**Extrait de page:**

>>

DE L’UNION DE L’ÂME ET DU CORPS


Je ne dispute point. Je contemple avec attention, sans aucun respect, ce vaste mécanisme qui ne promet rien, qui ne veut rien, qui ne m’aime point, qui ne me hait point. L’esprit qui le contemple me paraît au moins son égal, pénétrant même en lui au delà de ce qu’il montre, et, s’il ne le dépasse point en étendue, l’égalant toujours. Non que l’esprit me semble s’étaler sur les choses, et se diviser et disperser pour les saisir ; au contraire, c’est par l’unité de l’esprit, sans parties ni distances, qu’il y a des parties et des distances ; car la partie par elle-même n’est qu’elle, et n’est donc point partie ; et la distance entre deux parties leur est extrinsèque aussi. Il n’est donc pas à craindre que cette âme sans parties et qui comprend toutes choses, aille s’enfermer dans quelque trou de taupe. Réfléchis un moment ; si ton âme était dans ton corps, elle ne pourrait point penser la distance de ton corps à d’autres. L’ouvrier de ce grand réseau, il faut qu’il y soit partout à la fois et tout entier partout ; comment y serait-il pris ? N’aie pas peur. Fie-toi à ton âme.

<<

Données de délimitation des régions:
>>

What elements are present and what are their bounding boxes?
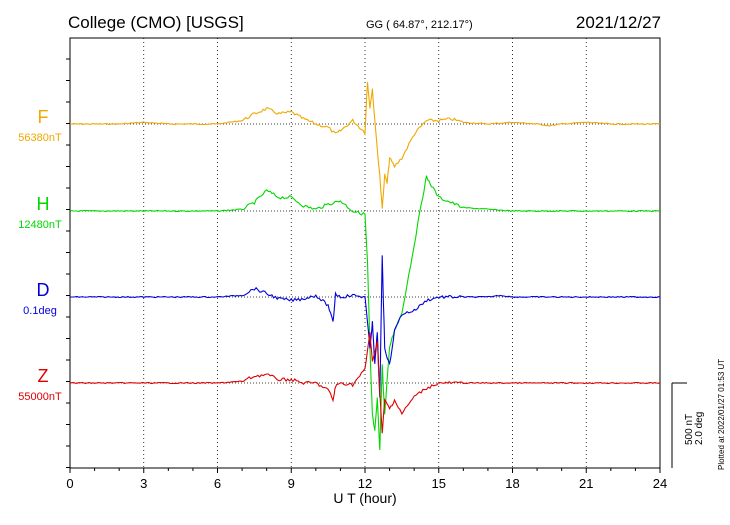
series-line-D: [69, 255, 661, 398]
series-name-Z: Z: [38, 366, 49, 386]
x-axis-label: U T (hour): [333, 490, 396, 506]
x-tick-label: 18: [505, 476, 519, 491]
scale-bar: 500 nT 2.0 deg: [671, 382, 705, 468]
series-labels: F 56380nT H 12480nT D 0.1deg Z 55000nT: [18, 107, 62, 403]
x-tick-label: 15: [432, 476, 446, 491]
plotted-at-note: Plotted at 2022/01/27 01:53 UT: [717, 359, 726, 470]
series-line-Z: [69, 332, 661, 434]
x-tick-label: 21: [579, 476, 593, 491]
series-name-F: F: [38, 107, 49, 127]
x-tick-label: 9: [288, 476, 295, 491]
x-tick-label: 6: [214, 476, 221, 491]
series-line-F: [69, 82, 661, 209]
x-tick-label: 24: [653, 476, 667, 491]
x-tick-label: 12: [358, 476, 372, 491]
x-tick-label: 0: [66, 476, 73, 491]
x-axis-ticks: 0 3 6 9 12 15 18 21 24: [66, 58, 667, 491]
scale-bar-nt: 500 nT: [684, 414, 695, 445]
series-baseline-value-H: 12480nT: [18, 219, 62, 231]
station-title: College (CMO) [USGS]: [68, 13, 244, 32]
series-group: [69, 82, 661, 451]
station-coords: GG ( 64.87°, 212.17°): [366, 19, 473, 31]
scale-bar-deg: 2.0 deg: [694, 412, 705, 445]
series-baseline-value-F: 56380nT: [18, 132, 62, 144]
x-tick-label: 3: [140, 476, 147, 491]
series-baseline-value-D: 0.1deg: [23, 305, 57, 317]
series-name-H: H: [37, 194, 50, 214]
grid-lines: [143, 38, 587, 468]
series-line-H: [69, 175, 661, 451]
plot-date: 2021/12/27: [576, 13, 661, 32]
series-name-D: D: [37, 280, 50, 300]
series-baseline-value-Z: 55000nT: [18, 391, 62, 403]
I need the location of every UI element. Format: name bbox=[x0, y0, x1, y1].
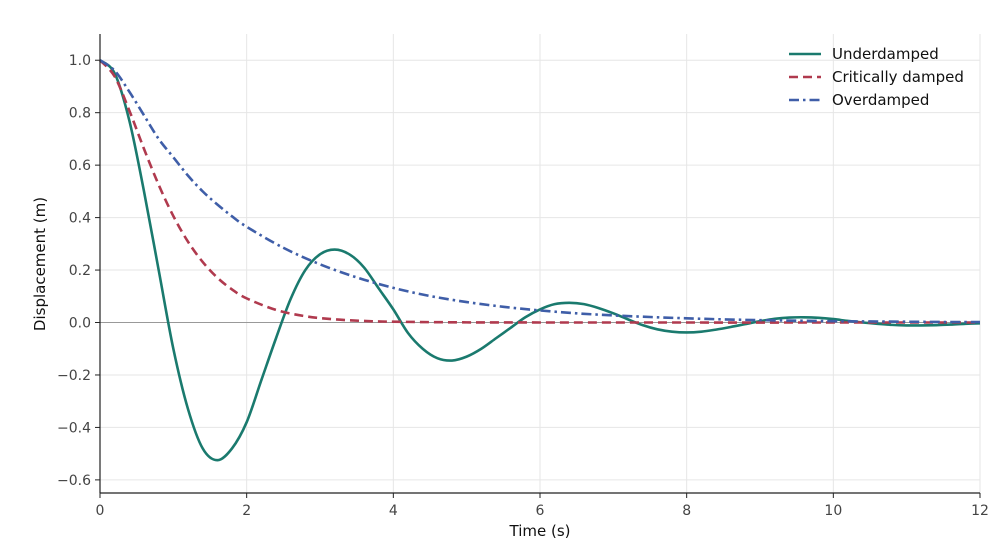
y-tick-label: 0.4 bbox=[69, 211, 91, 227]
y-tick-label: −0.4 bbox=[57, 420, 91, 436]
y-tick-label: 0.8 bbox=[69, 106, 91, 122]
plot-area bbox=[99, 59, 981, 462]
x-tick-label: 10 bbox=[824, 503, 842, 519]
y-tick-label: 0.0 bbox=[69, 316, 91, 332]
y-tick-label: 0.6 bbox=[69, 158, 91, 174]
legend-label-critically-damped: Critically damped bbox=[832, 68, 964, 86]
x-tick-label: 2 bbox=[242, 503, 251, 519]
y-tick-label: 0.2 bbox=[69, 263, 91, 279]
legend-label-underdamped: Underdamped bbox=[832, 45, 939, 63]
legend-label-overdamped: Overdamped bbox=[832, 91, 929, 109]
x-tick-label: 8 bbox=[682, 503, 691, 519]
y-tick-label: 1.0 bbox=[69, 53, 91, 69]
x-tick-label: 0 bbox=[96, 503, 105, 519]
x-tick-label: 4 bbox=[389, 503, 398, 519]
legend: Underdamped Critically damped Overdamped bbox=[789, 45, 964, 109]
y-axis-label: Displacement (m) bbox=[31, 197, 49, 331]
y-tick-label: −0.2 bbox=[57, 368, 91, 384]
series-line-underdamped bbox=[99, 59, 981, 462]
series-line-critically-damped bbox=[99, 59, 980, 324]
y-tick-label: −0.6 bbox=[57, 473, 91, 489]
x-axis-label: Time (s) bbox=[509, 522, 571, 540]
axes bbox=[95, 34, 981, 498]
x-tick-label: 12 bbox=[971, 503, 989, 519]
tick-labels: 0 2 4 6 8 10 12 −0.6 −0.4 −0.2 0.0 0.2 0.4 0.6 0.8 1.0 bbox=[57, 53, 989, 519]
x-tick-label: 6 bbox=[536, 503, 545, 519]
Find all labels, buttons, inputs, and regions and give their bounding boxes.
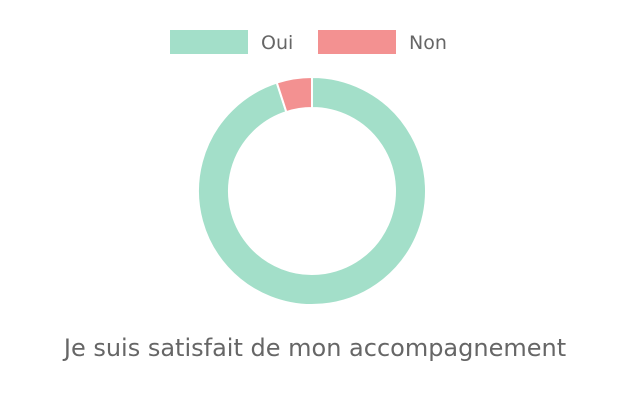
legend-swatch-non[interactable] [318, 30, 396, 54]
legend-swatch-oui[interactable] [170, 30, 248, 54]
legend-label-oui[interactable]: Oui [261, 32, 293, 54]
chart-title: Je suis satisfait de mon accompagnement [63, 334, 567, 362]
legend-label-non[interactable]: Non [409, 32, 447, 54]
slice-oui[interactable] [197, 75, 427, 306]
slice-non[interactable] [275, 75, 313, 114]
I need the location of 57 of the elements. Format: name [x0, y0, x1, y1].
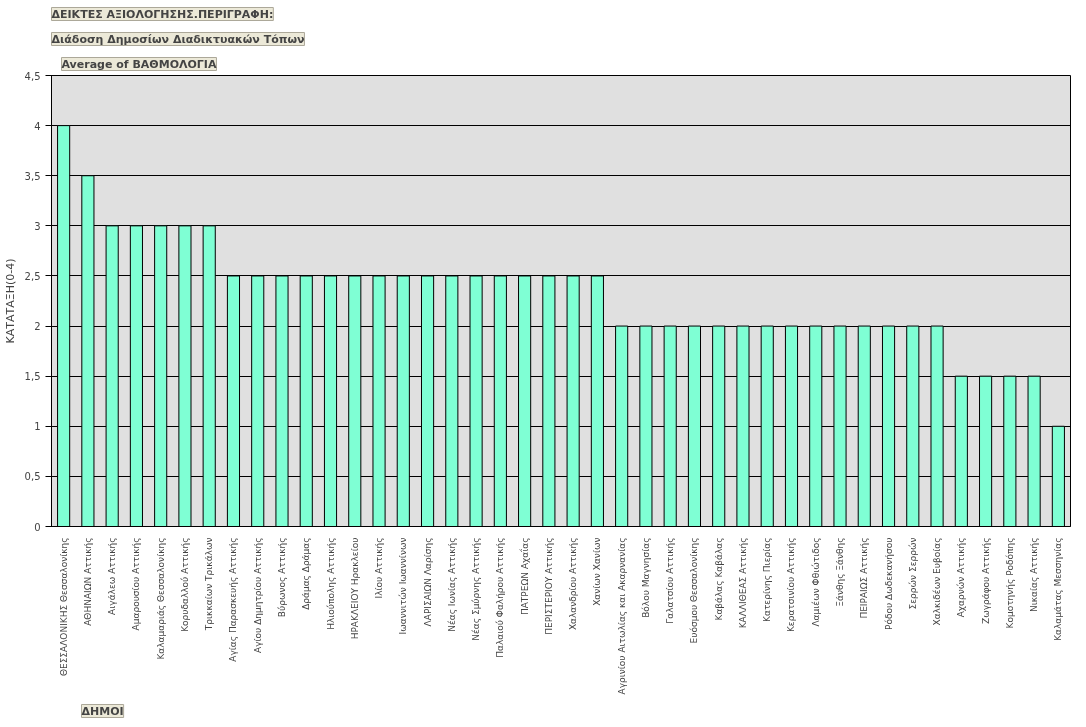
- x-tick-label: ΠΕΙΡΑΙΩΣ Αττικής: [859, 537, 870, 619]
- x-tick-label: Αμαρουσίου Αττικής: [131, 537, 142, 631]
- x-tick-label: Τρικκαίων Τρικάλων: [204, 537, 215, 632]
- x-tick-label: Κατερίνης Πιερίας: [762, 537, 773, 622]
- x-tick-label: ΠΑΤΡΕΩΝ Αχαΐας: [518, 537, 530, 616]
- x-tick-label: Νέας Ιωνίας Αττικής: [446, 537, 457, 632]
- x-tick-label: Καλαμαριάς Θεσσαλονίκης: [155, 537, 166, 660]
- x-tick-label: Χανίων Χανίων: [592, 537, 603, 606]
- x-tick-label: Κομοτηνής Ροδόπης: [1004, 537, 1015, 629]
- x-tick-label: Χαλκιδέων Ευβοίας: [932, 537, 943, 626]
- x-tick-label: Νέας Σμύρνης Αττικής: [471, 537, 482, 641]
- y-tick-label: 2: [34, 321, 41, 333]
- x-tick-label: Αγίου Δημητρίου Αττικής: [252, 537, 263, 653]
- x-tick-label: Αιγάλεω Αττικής: [107, 537, 118, 615]
- x-tick-label: Αγίας Παρασκευής Αττικής: [228, 537, 239, 662]
- x-tick-label: Ρόδου Δωδεκανήσου: [883, 537, 894, 630]
- y-tick-label: 1: [34, 421, 41, 433]
- x-tick-label: Αγρινίου Αιτωλίας και Ακαρνανίας: [616, 537, 627, 695]
- y-tick-label: 4,5: [24, 70, 41, 82]
- x-tick-label: Βόλου Μαγνησίας: [640, 537, 651, 618]
- x-tick-label: ΘΕΣΣΑΛΟΝΙΚΗΣ Θεσσαλονίκης: [58, 537, 69, 677]
- x-tick-label: ΗΡΑΚΛΕΙΟΥ Ηρακλείου: [349, 537, 360, 640]
- x-tick-label: Χαλανδρίου Αττικής: [568, 537, 579, 631]
- chart-title: ΔΕΙΚΤΕΣ ΑΞΙΟΛΟΓΗΣΗΣ.ΠΕΡΙΓΡΑΦΗ:: [51, 7, 274, 21]
- x-tick-label: Λαμιέων Φθιώτιδος: [810, 537, 821, 627]
- x-tick-label: Αχαρνών Αττικής: [956, 537, 967, 618]
- y-tick-label: 0: [34, 521, 41, 533]
- chart-subtitle: Διάδοση Δημοσίων Διαδικτυακών Τόπων: [51, 32, 305, 46]
- x-tick-label: ΚΑΛΛΙΘΕΑΣ Αττικής: [737, 537, 748, 629]
- y-tick-label: 1,5: [24, 371, 41, 383]
- x-tick-label: Κορυδαλλού Αττικής: [179, 537, 190, 632]
- y-tick-label: 2,5: [24, 270, 41, 282]
- x-tick-label: Ζωγράφου Αττικής: [980, 537, 991, 625]
- x-tick-label: Ευόσμου Θεσσαλονίκης: [689, 537, 700, 644]
- x-tick-label: ΠΕΡΙΣΤΕΡΙΟΥ Αττικής: [543, 537, 554, 635]
- x-tick-label: ΑΘΗΝΑΙΩΝ Αττικής: [82, 537, 93, 626]
- x-tick-label: Ηλιούπολης Αττικής: [325, 537, 336, 630]
- x-tick-label: Παλαιού Φαλήρου Αττικής: [495, 537, 506, 658]
- x-tick-label: Νικαίας Αττικής: [1029, 537, 1040, 612]
- text: Average of ΒΑΘΜΟΛΟΓΙΑ: [61, 57, 217, 71]
- x-tick-label: ΛΑΡΙΣΑΙΩΝ Λαρίσης: [422, 537, 433, 627]
- x-tick-label: Καβάλας Καβάλας: [713, 537, 724, 621]
- y-tick-label: 3,5: [24, 170, 41, 182]
- x-tick-label: Κερατσινίου Αττικής: [786, 537, 797, 633]
- x-axis-title: ΔΗΜΟΙ: [81, 704, 124, 718]
- x-tick-label: Σερρών Σερρών: [907, 537, 918, 610]
- x-tick-label: Γαλατσίου Αττικής: [665, 537, 676, 624]
- y-tick-label: 3: [34, 220, 41, 232]
- x-tick-label: Δράμας Δράμας: [301, 537, 312, 610]
- y-tick-label: 0,5: [24, 471, 41, 483]
- y-axis-title: ΚΑΤΑΤΑΞΗ(0-4): [3, 258, 17, 344]
- x-tick-label: Ιλίου Αττικής: [374, 537, 385, 599]
- x-tick-label: Ιωαννιτών Ιωαννίνων: [398, 537, 409, 635]
- y-tick-label: 4: [34, 120, 41, 132]
- x-tick-label: Βύρωνος Αττικής: [276, 537, 287, 618]
- x-tick-label: Καλαμάτας Μεσσηνίας: [1053, 537, 1064, 641]
- x-tick-label: Ξάνθης Ξάνθης: [835, 537, 846, 607]
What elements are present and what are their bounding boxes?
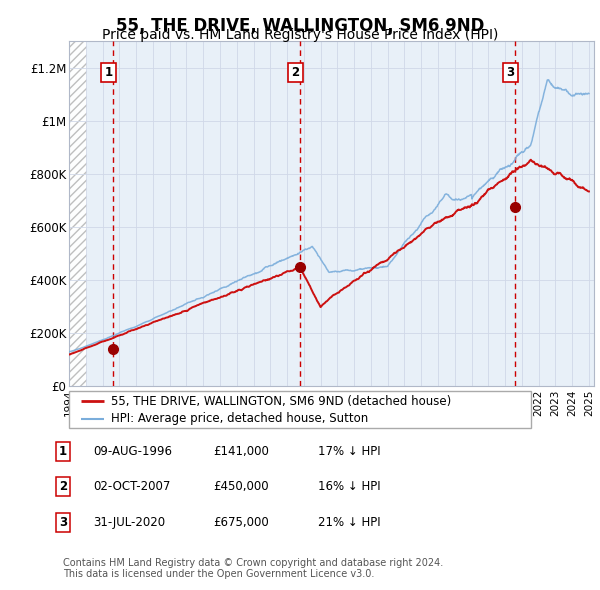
- Text: 09-AUG-1996: 09-AUG-1996: [93, 445, 172, 458]
- Text: 55, THE DRIVE, WALLINGTON, SM6 9ND: 55, THE DRIVE, WALLINGTON, SM6 9ND: [116, 17, 484, 35]
- Bar: [69, 41, 88, 386]
- Text: 3: 3: [506, 66, 515, 79]
- Text: £675,000: £675,000: [213, 516, 269, 529]
- Text: 17% ↓ HPI: 17% ↓ HPI: [318, 445, 380, 458]
- Text: £450,000: £450,000: [213, 480, 269, 493]
- Text: 02-OCT-2007: 02-OCT-2007: [93, 480, 170, 493]
- Text: Contains HM Land Registry data © Crown copyright and database right 2024.
This d: Contains HM Land Registry data © Crown c…: [63, 558, 443, 579]
- Text: 3: 3: [59, 516, 67, 529]
- Text: HPI: Average price, detached house, Sutton: HPI: Average price, detached house, Sutt…: [110, 412, 368, 425]
- Text: 1: 1: [104, 66, 112, 79]
- FancyBboxPatch shape: [69, 391, 531, 428]
- Text: Price paid vs. HM Land Registry's House Price Index (HPI): Price paid vs. HM Land Registry's House …: [102, 28, 498, 42]
- Text: 21% ↓ HPI: 21% ↓ HPI: [318, 516, 380, 529]
- Text: 1: 1: [59, 445, 67, 458]
- Text: 16% ↓ HPI: 16% ↓ HPI: [318, 480, 380, 493]
- Text: 55, THE DRIVE, WALLINGTON, SM6 9ND (detached house): 55, THE DRIVE, WALLINGTON, SM6 9ND (deta…: [110, 395, 451, 408]
- Text: 2: 2: [292, 66, 299, 79]
- Text: 31-JUL-2020: 31-JUL-2020: [93, 516, 165, 529]
- Text: 2: 2: [59, 480, 67, 493]
- Text: £141,000: £141,000: [213, 445, 269, 458]
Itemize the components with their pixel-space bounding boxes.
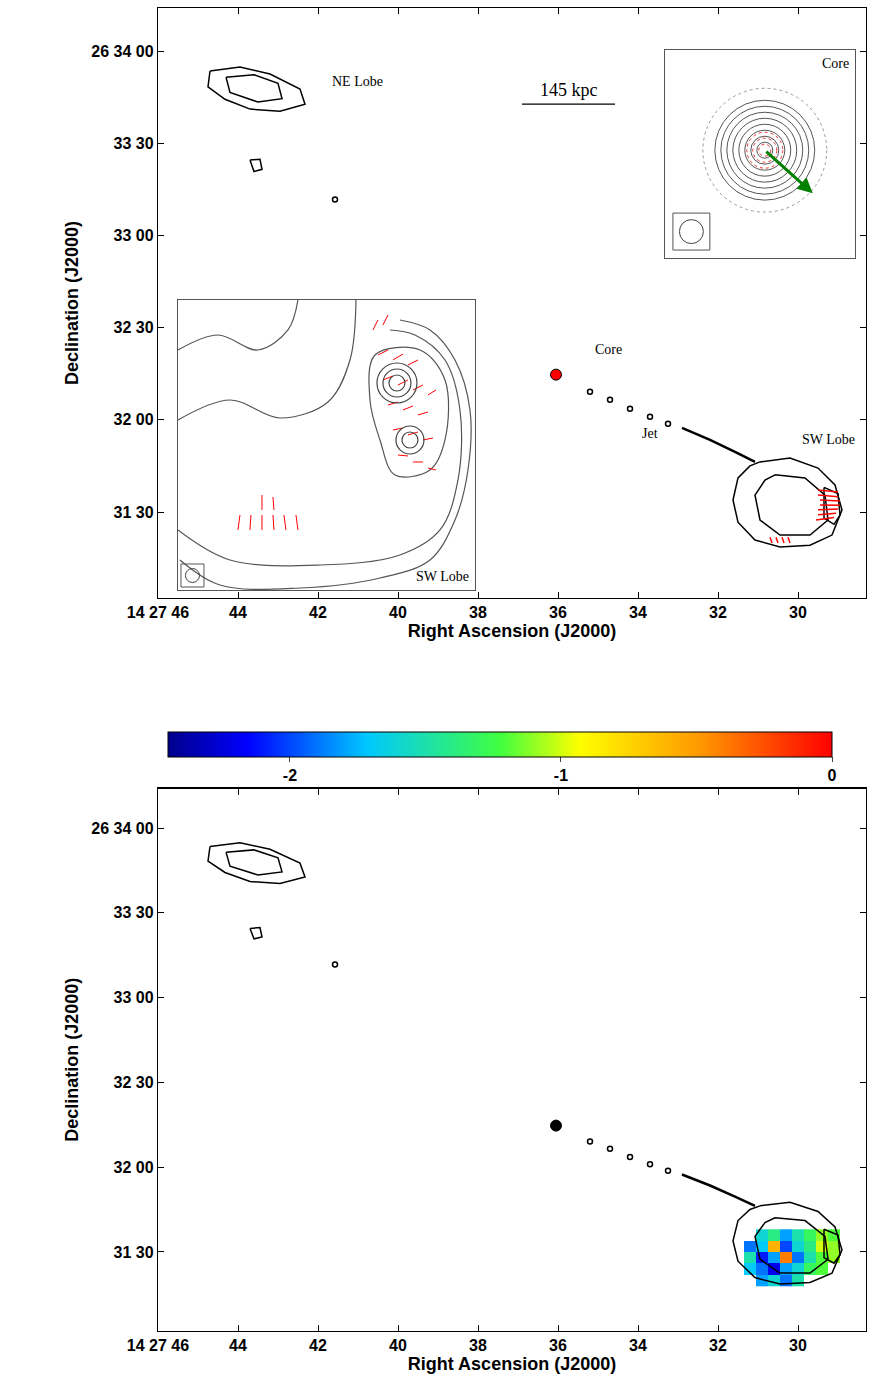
svg-text:145 kpc: 145 kpc	[540, 80, 598, 100]
svg-text:36: 36	[549, 1337, 567, 1354]
svg-text:30: 30	[789, 1337, 807, 1354]
svg-text:32 00: 32 00	[114, 411, 154, 428]
svg-text:32 00: 32 00	[114, 1159, 154, 1176]
svg-text:Declination (J2000): Declination (J2000)	[62, 978, 82, 1142]
svg-text:26 34 00: 26 34 00	[91, 43, 153, 60]
svg-text:SW Lobe: SW Lobe	[416, 569, 469, 584]
svg-text:31 30: 31 30	[114, 504, 154, 521]
svg-text:Core: Core	[822, 56, 849, 71]
svg-text:14 27 46: 14 27 46	[127, 1337, 189, 1354]
svg-text:Core: Core	[595, 342, 622, 357]
svg-text:34: 34	[629, 604, 647, 621]
svg-text:40: 40	[389, 1337, 407, 1354]
svg-text:42: 42	[309, 1337, 327, 1354]
svg-text:33 30: 33 30	[114, 904, 154, 921]
svg-text:32: 32	[709, 1337, 727, 1354]
svg-text:-1: -1	[554, 767, 568, 784]
svg-text:32 30: 32 30	[114, 1074, 154, 1091]
svg-text:38: 38	[469, 1337, 487, 1354]
svg-text:36: 36	[549, 604, 567, 621]
svg-text:0: 0	[828, 767, 837, 784]
svg-text:-2: -2	[283, 767, 297, 784]
svg-text:30: 30	[789, 604, 807, 621]
svg-text:33 00: 33 00	[114, 989, 154, 1006]
svg-text:26 34 00: 26 34 00	[91, 820, 153, 837]
svg-text:44: 44	[229, 1337, 247, 1354]
svg-text:Right Ascension (J2000): Right Ascension (J2000)	[408, 621, 616, 641]
svg-text:31 30: 31 30	[114, 1244, 154, 1261]
svg-text:Declination (J2000): Declination (J2000)	[62, 221, 82, 385]
svg-text:42: 42	[309, 604, 327, 621]
svg-text:38: 38	[469, 604, 487, 621]
svg-text:Jet: Jet	[642, 426, 658, 441]
svg-text:NE Lobe: NE Lobe	[332, 74, 383, 89]
svg-text:Right Ascension (J2000): Right Ascension (J2000)	[408, 1354, 616, 1374]
svg-text:40: 40	[389, 604, 407, 621]
svg-text:14 27 46: 14 27 46	[127, 604, 189, 621]
svg-text:33 30: 33 30	[114, 135, 154, 152]
svg-text:32: 32	[709, 604, 727, 621]
svg-text:32 30: 32 30	[114, 319, 154, 336]
svg-text:44: 44	[229, 604, 247, 621]
svg-text:33 00: 33 00	[114, 227, 154, 244]
svg-text:34: 34	[629, 1337, 647, 1354]
svg-text:SW Lobe: SW Lobe	[802, 432, 855, 447]
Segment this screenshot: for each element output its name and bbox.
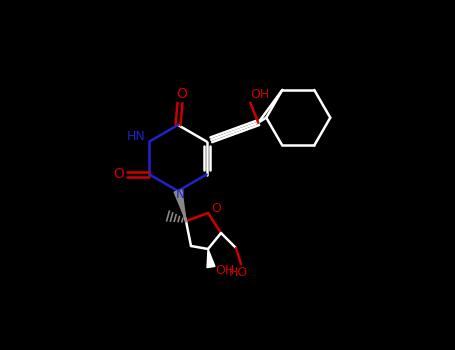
Text: O: O [113, 168, 124, 182]
Text: HO: HO [229, 266, 248, 279]
Polygon shape [174, 190, 186, 221]
Text: O: O [177, 87, 187, 101]
Text: OH: OH [215, 264, 235, 276]
Text: OH: OH [251, 88, 270, 101]
Polygon shape [207, 249, 215, 268]
Text: HN: HN [127, 130, 146, 143]
Text: O: O [211, 202, 221, 215]
Text: N: N [175, 188, 185, 201]
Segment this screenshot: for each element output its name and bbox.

<<

**Liste des tâches:**
A – Répondez à ces questions sur l'extrait consacré à l'union de l'âme et du corps :
(i) Avec quoi et sans quoi le mécanisme est-il contemplé ?
(ii) Par quoi, selon le texte, y a-t-il des parties et des distances ?
(iii) Dans quoi n'est-il pas à craindre que l'âme aille s'enfermer ?
B – Recopiez fidèlement les lignes de la liste qui vont de celle contenant « - x-tick-label: ΠΕΙΡΑΙΩΣ » à celle contenant « - x-tick-label: ΘΕΣΣΑΛΟΝΙΚΗΣ », ces deux lignes incluses.

**Réponses:**
A –
(i) Avec attention, sans aucun respect.
(ii) Par l'unité de l'esprit, sans parties ni distances.
(iii) Dans quelque trou de taupe.

B –
- x-tick-label: ΠΕΙΡΑΙΩΣ Αττικής: [859, 537, 870, 619]
- x-tick-label: Αμαρουσίου Αττικής: [131, 537, 142, 631]
- x-tick-label: Τρικκαίων Τρικάλων: [204, 537, 215, 632]
- x-tick-label: Κατερίνης Πιερίας: [762, 537, 773, 622]
- x-tick-label: ΠΑΤΡΕΩΝ Αχαΐας: [518, 537, 530, 616]
- x-tick-label: Νέας Ιωνίας Αττικής: [446, 537, 457, 632]
- x-tick-label: Καλαμαριάς Θεσσαλονίκης: [155, 537, 166, 660]
- x-tick-label: Χανίων Χανίων: [592, 537, 603, 606]
- x-tick-label: Κομοτηνής Ροδόπης: [1004, 537, 1015, 629]
- x-tick-label: Χαλκιδέων Ευβοίας: [932, 537, 943, 626]
- x-tick-label: Νέας Σμύρνης Αττικής: [471, 537, 482, 641]
- y-tick-label: 2: [34, 321, 41, 333]
- x-tick-label: Αγίου Δημητρίου Αττικής: [252, 537, 263, 653]
- x-tick-label: Αιγάλεω Αττικής: [107, 537, 118, 615]
- x-tick-label: Αγίας Παρασκευής Αττικής: [228, 537, 239, 662]
- x-tick-label: Ρόδου Δωδεκανήσου: [883, 537, 894, 630]
- y-tick-label: 1: [34, 421, 41, 433]
- x-tick-label: Αγρινίου Αιτωλίας και Ακαρνανίας: [616, 537, 627, 695]
- y-tick-label: 4,5: [24, 70, 41, 82]
- x-tick-label: Βόλου Μαγνησίας: [640, 537, 651, 618]
- x-tick-label: ΘΕΣΣΑΛΟΝΙΚΗΣ Θεσσαλονίκης: [58, 537, 69, 677]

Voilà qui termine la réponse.